BEGIN

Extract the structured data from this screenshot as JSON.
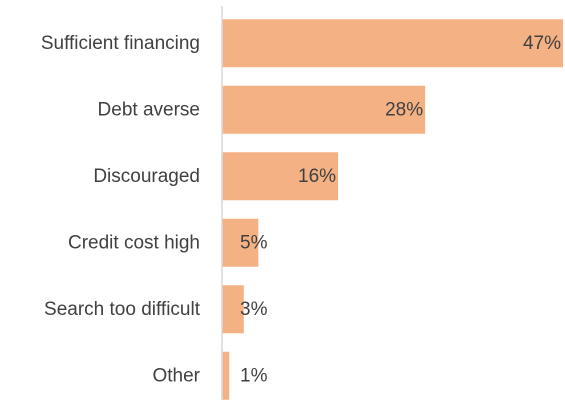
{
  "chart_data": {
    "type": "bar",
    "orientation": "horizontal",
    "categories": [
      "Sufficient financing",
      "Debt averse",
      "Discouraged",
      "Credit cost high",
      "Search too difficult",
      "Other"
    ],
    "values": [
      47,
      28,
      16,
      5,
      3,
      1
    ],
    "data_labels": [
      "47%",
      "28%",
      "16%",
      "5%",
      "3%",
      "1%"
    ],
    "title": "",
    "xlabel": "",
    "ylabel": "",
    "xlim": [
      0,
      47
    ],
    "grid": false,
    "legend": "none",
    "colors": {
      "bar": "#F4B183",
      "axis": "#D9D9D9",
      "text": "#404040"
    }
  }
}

END

Make an exact reproduction of the listing above, without any pictures.

Extract the structured data from this screenshot as JSON.
{
  "chart_data": {
    "type": "bar",
    "orientation": "horizontal",
    "categories": [
      "Sufficient financing",
      "Debt averse",
      "Discouraged",
      "Credit cost high",
      "Search too difficult",
      "Other"
    ],
    "values": [
      47,
      28,
      16,
      5,
      3,
      1
    ],
    "data_labels": [
      "47%",
      "28%",
      "16%",
      "5%",
      "3%",
      "1%"
    ],
    "title": "",
    "xlabel": "",
    "ylabel": "",
    "xlim": [
      0,
      47
    ],
    "grid": false,
    "legend": "none",
    "colors": {
      "bar": "#F4B183",
      "axis": "#D9D9D9",
      "text": "#404040"
    }
  }
}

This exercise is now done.